> What is being asked: Extract and list every line that contains the word "TRÂNSITO".

> Dataset items:
□ □ □ □ □

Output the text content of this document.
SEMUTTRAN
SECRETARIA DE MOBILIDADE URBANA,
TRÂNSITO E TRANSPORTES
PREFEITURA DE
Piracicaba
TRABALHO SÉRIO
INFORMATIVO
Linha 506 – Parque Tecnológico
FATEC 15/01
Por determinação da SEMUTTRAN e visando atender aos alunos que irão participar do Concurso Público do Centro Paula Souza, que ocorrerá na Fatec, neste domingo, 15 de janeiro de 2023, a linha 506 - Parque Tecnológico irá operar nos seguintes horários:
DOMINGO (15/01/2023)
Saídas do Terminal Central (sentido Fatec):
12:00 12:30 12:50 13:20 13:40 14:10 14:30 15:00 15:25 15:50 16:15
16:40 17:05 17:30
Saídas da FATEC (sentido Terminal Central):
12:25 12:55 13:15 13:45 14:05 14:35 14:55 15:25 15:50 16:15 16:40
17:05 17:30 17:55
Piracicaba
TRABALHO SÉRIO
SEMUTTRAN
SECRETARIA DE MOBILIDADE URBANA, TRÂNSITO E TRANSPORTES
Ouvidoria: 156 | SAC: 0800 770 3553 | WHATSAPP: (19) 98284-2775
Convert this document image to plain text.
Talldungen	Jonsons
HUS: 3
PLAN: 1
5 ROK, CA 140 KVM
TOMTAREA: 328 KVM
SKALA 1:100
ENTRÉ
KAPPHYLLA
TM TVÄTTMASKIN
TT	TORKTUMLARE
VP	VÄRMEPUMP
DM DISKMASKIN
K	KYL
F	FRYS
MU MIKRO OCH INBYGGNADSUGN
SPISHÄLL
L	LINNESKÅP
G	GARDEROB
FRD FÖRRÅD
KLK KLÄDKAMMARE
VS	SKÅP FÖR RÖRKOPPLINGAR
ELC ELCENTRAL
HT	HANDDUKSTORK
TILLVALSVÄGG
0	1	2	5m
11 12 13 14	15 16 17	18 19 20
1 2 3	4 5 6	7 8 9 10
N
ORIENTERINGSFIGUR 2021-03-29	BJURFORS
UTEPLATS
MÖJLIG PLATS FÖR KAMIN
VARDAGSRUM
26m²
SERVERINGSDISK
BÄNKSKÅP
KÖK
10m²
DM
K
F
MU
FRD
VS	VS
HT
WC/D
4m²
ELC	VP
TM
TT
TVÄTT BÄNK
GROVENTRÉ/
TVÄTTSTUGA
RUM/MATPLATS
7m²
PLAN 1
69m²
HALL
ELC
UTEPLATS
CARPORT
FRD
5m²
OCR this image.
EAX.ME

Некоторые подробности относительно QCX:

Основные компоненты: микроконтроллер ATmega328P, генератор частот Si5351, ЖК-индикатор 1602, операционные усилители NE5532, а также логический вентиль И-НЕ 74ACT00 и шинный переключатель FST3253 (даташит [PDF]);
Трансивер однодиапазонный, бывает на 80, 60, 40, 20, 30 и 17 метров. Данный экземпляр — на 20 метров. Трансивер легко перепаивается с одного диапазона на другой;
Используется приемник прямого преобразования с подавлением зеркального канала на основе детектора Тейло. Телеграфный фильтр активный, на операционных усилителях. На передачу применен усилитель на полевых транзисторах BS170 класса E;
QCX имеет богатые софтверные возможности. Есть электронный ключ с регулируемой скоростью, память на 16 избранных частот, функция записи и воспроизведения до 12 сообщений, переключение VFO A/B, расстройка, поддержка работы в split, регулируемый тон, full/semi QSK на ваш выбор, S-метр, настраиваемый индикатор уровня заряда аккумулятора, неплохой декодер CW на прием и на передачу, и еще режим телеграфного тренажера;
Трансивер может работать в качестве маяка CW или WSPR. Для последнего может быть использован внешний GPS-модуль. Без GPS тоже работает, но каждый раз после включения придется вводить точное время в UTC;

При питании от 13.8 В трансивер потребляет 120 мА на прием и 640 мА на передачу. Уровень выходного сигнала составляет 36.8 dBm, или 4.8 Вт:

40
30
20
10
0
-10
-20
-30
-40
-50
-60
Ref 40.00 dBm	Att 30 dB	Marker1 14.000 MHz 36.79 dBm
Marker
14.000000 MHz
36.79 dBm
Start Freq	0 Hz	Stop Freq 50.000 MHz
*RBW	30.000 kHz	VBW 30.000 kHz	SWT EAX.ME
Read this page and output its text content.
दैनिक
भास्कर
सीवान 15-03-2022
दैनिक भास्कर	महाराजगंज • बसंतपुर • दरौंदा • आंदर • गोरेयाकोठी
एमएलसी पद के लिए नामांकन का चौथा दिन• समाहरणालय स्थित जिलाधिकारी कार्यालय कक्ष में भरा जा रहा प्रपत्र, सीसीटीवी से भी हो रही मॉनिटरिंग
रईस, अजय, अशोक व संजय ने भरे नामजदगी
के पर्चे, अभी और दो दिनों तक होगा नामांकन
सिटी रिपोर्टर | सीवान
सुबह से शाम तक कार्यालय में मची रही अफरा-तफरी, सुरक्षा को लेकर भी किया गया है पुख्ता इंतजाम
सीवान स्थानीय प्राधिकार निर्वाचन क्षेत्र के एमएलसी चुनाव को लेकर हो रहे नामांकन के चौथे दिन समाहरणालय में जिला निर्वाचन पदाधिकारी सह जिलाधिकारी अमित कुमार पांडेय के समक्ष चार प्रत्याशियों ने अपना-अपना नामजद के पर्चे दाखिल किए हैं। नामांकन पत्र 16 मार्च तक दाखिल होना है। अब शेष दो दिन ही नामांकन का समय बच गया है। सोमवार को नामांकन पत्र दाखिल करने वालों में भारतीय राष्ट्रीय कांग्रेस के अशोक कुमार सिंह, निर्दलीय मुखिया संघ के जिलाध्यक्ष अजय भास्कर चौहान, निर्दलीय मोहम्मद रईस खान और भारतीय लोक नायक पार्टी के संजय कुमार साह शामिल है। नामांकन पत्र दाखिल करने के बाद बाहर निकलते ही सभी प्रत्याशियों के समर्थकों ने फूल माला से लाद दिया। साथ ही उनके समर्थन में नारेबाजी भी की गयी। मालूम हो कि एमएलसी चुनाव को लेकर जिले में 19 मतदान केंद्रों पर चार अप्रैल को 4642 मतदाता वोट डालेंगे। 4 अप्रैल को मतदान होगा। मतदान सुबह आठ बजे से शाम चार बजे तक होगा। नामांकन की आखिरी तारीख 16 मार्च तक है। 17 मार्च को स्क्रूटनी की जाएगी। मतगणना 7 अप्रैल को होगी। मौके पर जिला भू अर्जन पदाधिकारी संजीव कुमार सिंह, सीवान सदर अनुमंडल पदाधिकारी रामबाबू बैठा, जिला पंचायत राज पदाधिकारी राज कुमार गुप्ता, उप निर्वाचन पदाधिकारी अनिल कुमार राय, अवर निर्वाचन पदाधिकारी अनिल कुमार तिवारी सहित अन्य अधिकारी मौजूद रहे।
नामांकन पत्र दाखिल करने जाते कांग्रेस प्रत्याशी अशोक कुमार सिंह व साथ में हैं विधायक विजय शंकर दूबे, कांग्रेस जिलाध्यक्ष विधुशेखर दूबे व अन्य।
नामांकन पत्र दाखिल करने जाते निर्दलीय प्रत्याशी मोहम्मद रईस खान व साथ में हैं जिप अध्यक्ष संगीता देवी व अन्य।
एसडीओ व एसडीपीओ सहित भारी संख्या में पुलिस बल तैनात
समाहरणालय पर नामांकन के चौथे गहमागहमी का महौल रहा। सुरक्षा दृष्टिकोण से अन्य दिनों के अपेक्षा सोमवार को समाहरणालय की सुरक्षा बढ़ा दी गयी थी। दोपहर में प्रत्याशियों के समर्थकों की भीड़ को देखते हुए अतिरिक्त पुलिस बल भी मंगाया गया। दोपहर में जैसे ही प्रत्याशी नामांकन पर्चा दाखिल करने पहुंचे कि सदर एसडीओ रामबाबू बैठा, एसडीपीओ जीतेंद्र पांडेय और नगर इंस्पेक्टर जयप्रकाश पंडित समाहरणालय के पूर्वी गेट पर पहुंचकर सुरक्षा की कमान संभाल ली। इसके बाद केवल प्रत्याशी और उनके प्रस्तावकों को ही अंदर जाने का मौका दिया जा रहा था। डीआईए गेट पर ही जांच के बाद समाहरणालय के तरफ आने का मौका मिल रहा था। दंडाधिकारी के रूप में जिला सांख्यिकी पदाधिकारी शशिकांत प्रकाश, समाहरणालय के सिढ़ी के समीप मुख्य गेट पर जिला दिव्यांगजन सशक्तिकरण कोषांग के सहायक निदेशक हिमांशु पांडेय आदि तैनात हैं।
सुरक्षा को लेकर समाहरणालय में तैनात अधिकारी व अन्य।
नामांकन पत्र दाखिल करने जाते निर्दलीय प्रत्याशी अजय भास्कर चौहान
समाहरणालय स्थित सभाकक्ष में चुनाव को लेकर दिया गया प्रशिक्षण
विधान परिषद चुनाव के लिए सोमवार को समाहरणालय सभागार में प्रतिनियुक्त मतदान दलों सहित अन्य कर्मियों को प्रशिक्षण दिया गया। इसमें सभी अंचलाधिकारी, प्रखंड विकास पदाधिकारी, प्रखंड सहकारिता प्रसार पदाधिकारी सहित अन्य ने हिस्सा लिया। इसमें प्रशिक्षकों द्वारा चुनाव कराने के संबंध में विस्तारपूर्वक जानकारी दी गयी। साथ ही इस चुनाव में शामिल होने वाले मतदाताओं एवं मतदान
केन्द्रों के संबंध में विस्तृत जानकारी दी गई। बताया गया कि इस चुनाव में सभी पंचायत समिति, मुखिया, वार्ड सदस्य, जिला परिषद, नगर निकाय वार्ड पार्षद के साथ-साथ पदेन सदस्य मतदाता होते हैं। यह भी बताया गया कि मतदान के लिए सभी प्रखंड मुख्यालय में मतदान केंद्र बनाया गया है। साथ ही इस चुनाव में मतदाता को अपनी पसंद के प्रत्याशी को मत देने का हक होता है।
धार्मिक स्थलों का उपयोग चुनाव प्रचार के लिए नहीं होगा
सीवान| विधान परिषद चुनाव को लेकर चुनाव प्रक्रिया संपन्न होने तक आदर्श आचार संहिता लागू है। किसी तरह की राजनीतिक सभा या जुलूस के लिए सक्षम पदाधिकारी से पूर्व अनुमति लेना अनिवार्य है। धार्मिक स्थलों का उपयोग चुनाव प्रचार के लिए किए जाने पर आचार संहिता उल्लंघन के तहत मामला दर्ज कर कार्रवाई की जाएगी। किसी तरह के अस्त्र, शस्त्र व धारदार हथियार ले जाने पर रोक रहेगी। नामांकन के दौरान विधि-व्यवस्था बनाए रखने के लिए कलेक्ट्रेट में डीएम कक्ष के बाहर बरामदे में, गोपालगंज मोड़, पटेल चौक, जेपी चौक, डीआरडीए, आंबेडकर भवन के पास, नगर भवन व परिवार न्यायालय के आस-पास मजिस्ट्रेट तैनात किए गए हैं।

□ □ □ □ □

> Final answer:
TRÂNSITO E TRANSPORTES
SECRETARIA DE MOBILIDADE URBANA, TRÂNSITO E TRANSPORTES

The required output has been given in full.